§ **GIVEN PROBLEM**: Faithfully return all lines, omitting every embedded picture.
━━━━
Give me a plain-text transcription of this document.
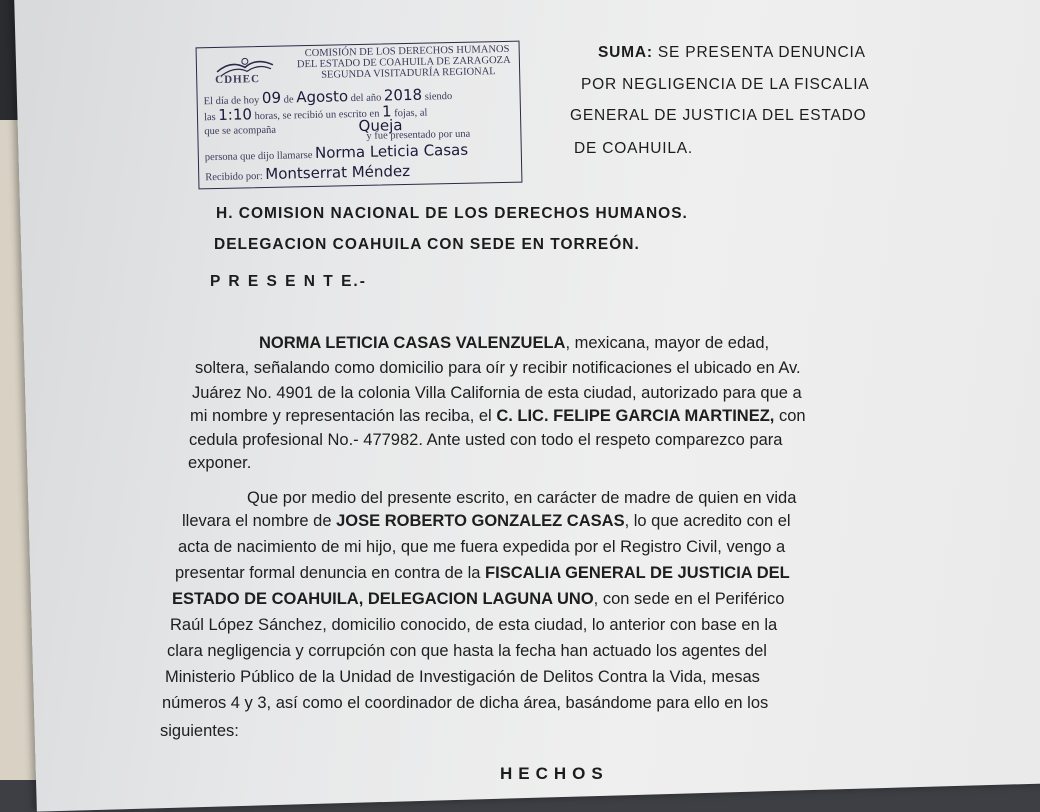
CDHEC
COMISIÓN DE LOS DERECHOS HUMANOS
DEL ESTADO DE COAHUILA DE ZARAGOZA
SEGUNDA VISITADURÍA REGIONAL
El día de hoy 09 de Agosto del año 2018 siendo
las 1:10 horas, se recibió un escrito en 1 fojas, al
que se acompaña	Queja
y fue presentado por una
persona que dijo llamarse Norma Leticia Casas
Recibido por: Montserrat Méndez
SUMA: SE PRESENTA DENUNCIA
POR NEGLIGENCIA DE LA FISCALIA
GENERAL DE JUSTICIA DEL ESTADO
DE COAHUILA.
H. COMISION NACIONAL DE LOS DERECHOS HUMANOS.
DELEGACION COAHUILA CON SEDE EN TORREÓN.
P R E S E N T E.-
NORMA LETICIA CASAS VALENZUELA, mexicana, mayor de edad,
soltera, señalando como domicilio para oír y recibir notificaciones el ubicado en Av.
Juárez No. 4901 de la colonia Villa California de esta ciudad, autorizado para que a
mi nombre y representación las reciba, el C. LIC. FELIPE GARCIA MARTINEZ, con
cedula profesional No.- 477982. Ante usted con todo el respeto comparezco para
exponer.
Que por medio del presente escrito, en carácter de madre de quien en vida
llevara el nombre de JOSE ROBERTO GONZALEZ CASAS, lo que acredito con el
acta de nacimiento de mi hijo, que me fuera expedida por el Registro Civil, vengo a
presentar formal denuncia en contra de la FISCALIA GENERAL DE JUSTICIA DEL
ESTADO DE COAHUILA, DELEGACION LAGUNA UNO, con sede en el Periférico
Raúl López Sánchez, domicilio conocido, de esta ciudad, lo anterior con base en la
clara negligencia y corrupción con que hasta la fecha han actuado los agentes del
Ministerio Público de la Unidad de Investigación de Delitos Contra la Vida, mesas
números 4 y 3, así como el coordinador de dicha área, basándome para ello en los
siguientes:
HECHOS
━━━━
§ **WRITTEN REPLY**:
Give me a plain-text transcription of this document.
CDHEC
COMISIÓN DE LOS DERECHOS HUMANOS
DEL ESTADO DE COAHUILA DE ZARAGOZA
SEGUNDA VISITADURÍA REGIONAL
El día de hoy 09 de Agosto del año 2018 siendo
las 1:10 horas, se recibió un escrito en 1 fojas, al
que se acompaña	Queja
y fue presentado por una
persona que dijo llamarse Norma Leticia Casas
Recibido por: Montserrat Méndez
SUMA: SE PRESENTA DENUNCIA
POR NEGLIGENCIA DE LA FISCALIA
GENERAL DE JUSTICIA DEL ESTADO
DE COAHUILA.
H. COMISION NACIONAL DE LOS DERECHOS HUMANOS.
DELEGACION COAHUILA CON SEDE EN TORREÓN.
P R E S E N T E.-
NORMA LETICIA CASAS VALENZUELA, mexicana, mayor de edad,
soltera, señalando como domicilio para oír y recibir notificaciones el ubicado en Av.
Juárez No. 4901 de la colonia Villa California de esta ciudad, autorizado para que a
mi nombre y representación las reciba, el C. LIC. FELIPE GARCIA MARTINEZ, con
cedula profesional No.- 477982. Ante usted con todo el respeto comparezco para
exponer.
Que por medio del presente escrito, en carácter de madre de quien en vida
llevara el nombre de JOSE ROBERTO GONZALEZ CASAS, lo que acredito con el
acta de nacimiento de mi hijo, que me fuera expedida por el Registro Civil, vengo a
presentar formal denuncia en contra de la FISCALIA GENERAL DE JUSTICIA DEL
ESTADO DE COAHUILA, DELEGACION LAGUNA UNO, con sede en el Periférico
Raúl López Sánchez, domicilio conocido, de esta ciudad, lo anterior con base en la
clara negligencia y corrupción con que hasta la fecha han actuado los agentes del
Ministerio Público de la Unidad de Investigación de Delitos Contra la Vida, mesas
números 4 y 3, así como el coordinador de dicha área, basándome para ello en los
siguientes:
HECHOS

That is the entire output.